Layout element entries
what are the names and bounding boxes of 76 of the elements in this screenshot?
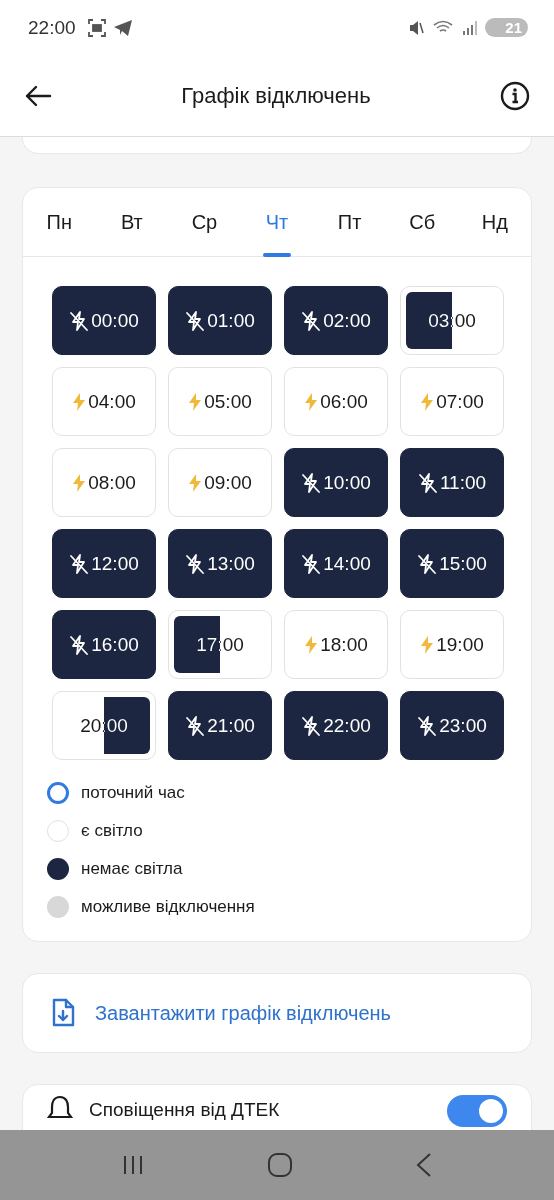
- screenshot-icon: [87, 18, 106, 37]
- day-tab[interactable]: Пн: [23, 188, 96, 256]
- hour-cell[interactable]: 06:00: [284, 367, 388, 436]
- back-button[interactable]: [24, 83, 52, 108]
- no-power-icon: [185, 309, 206, 332]
- signal-icon: [463, 20, 478, 35]
- lightning-icon: [188, 392, 203, 411]
- lightning-icon: [304, 392, 319, 411]
- day-tab[interactable]: Вт: [95, 188, 169, 256]
- hour-cell[interactable]: 21:00: [168, 691, 272, 760]
- hour-cell[interactable]: 02:00: [284, 286, 388, 355]
- download-link[interactable]: Завантажити графік відключень: [95, 1001, 391, 1025]
- hour-cell[interactable]: 07:00: [400, 367, 504, 436]
- notifications-toggle[interactable]: [447, 1095, 507, 1127]
- legend-dot: [47, 858, 69, 880]
- day-tab[interactable]: Сб: [385, 188, 459, 256]
- file-download-icon: [51, 998, 75, 1028]
- no-power-icon: [301, 471, 322, 494]
- legend-label: можливе відключення: [81, 897, 255, 917]
- no-power-icon: [301, 552, 322, 575]
- hour-cell[interactable]: 08:00: [52, 448, 156, 517]
- hour-cell[interactable]: 09:00: [168, 448, 272, 517]
- hour-cell[interactable]: 10:00: [284, 448, 388, 517]
- hour-cell[interactable]: 18:00: [284, 610, 388, 679]
- hour-cell[interactable]: 19:00: [400, 610, 504, 679]
- hour-cell[interactable]: 12:00: [52, 529, 156, 598]
- hour-cell[interactable]: 14:00: [284, 529, 388, 598]
- no-power-icon: [301, 714, 322, 737]
- no-power-icon: [185, 552, 206, 575]
- mute-icon: [409, 19, 426, 36]
- home-button[interactable]: [267, 1152, 293, 1178]
- hour-cell[interactable]: 20:00: [52, 691, 156, 760]
- recent-apps-button[interactable]: [121, 1153, 145, 1177]
- no-power-icon: [417, 471, 438, 494]
- hour-cell[interactable]: 16:00: [52, 610, 156, 679]
- day-tab[interactable]: Пт: [313, 188, 386, 256]
- hour-cell[interactable]: 00:00: [52, 286, 156, 355]
- day-tab[interactable]: Ср: [168, 188, 241, 256]
- day-tab[interactable]: Чт: [240, 188, 314, 256]
- day-tab[interactable]: Нд: [458, 188, 532, 256]
- back-nav-button[interactable]: [415, 1152, 433, 1178]
- battery-indicator: 21: [485, 18, 528, 37]
- legend-dot: [47, 782, 69, 804]
- lightning-icon: [420, 635, 435, 654]
- hour-cell[interactable]: 13:00: [168, 529, 272, 598]
- no-power-icon: [69, 633, 90, 656]
- no-power-icon: [417, 552, 438, 575]
- lightning-icon: [188, 473, 203, 492]
- paper-plane-icon: [113, 19, 132, 36]
- screen-title: Графік відключень: [180, 82, 372, 109]
- legend-label: поточний час: [81, 783, 185, 803]
- hour-cell[interactable]: 04:00: [52, 367, 156, 436]
- hour-cell[interactable]: 17:00: [168, 610, 272, 679]
- lightning-icon: [72, 473, 87, 492]
- no-power-icon: [301, 309, 322, 332]
- hour-cell[interactable]: 05:00: [168, 367, 272, 436]
- no-power-icon: [69, 309, 90, 332]
- info-button[interactable]: [500, 80, 530, 111]
- legend-label: немає світла: [81, 859, 183, 879]
- legend-label: є світло: [81, 821, 143, 841]
- hour-cell[interactable]: 22:00: [284, 691, 388, 760]
- lightning-icon: [304, 635, 319, 654]
- lightning-icon: [420, 392, 435, 411]
- no-power-icon: [69, 552, 90, 575]
- legend-dot: [47, 820, 69, 842]
- hour-cell[interactable]: 01:00: [168, 286, 272, 355]
- hour-cell[interactable]: 03:00: [400, 286, 504, 355]
- lightning-icon: [72, 392, 87, 411]
- hour-cell[interactable]: 11:00: [400, 448, 504, 517]
- hour-cell[interactable]: 23:00: [400, 691, 504, 760]
- hour-cell[interactable]: 15:00: [400, 529, 504, 598]
- clock: 22:00: [28, 16, 76, 39]
- no-power-icon: [185, 714, 206, 737]
- legend-dot: [47, 896, 69, 918]
- no-power-icon: [417, 714, 438, 737]
- notifications-label: Сповіщення від ДТЕК: [89, 1099, 281, 1121]
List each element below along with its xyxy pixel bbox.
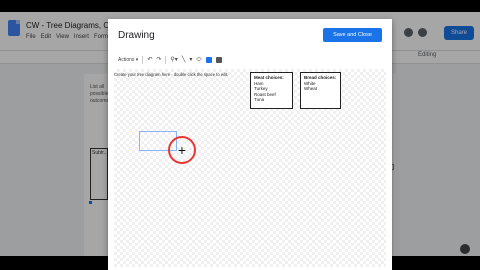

> **Problem details**
Print the lines from the one containing "- screenshot-icon: [87, 18, 106, 37]" to the one containing "- lightning-icon: [188, 392, 203, 411]", both included, reproducing each line exactly.

> **Result of this exercise**
- screenshot-icon: [87, 18, 106, 37]
- day-tab[interactable]: Пн: [23, 188, 96, 256]
- hour-cell[interactable]: 06:00: [284, 367, 388, 436]
- back-button[interactable]: [24, 83, 52, 108]
- no-power-icon: [185, 309, 206, 332]
- signal-icon: [463, 20, 478, 35]
- lightning-icon: [188, 392, 203, 411]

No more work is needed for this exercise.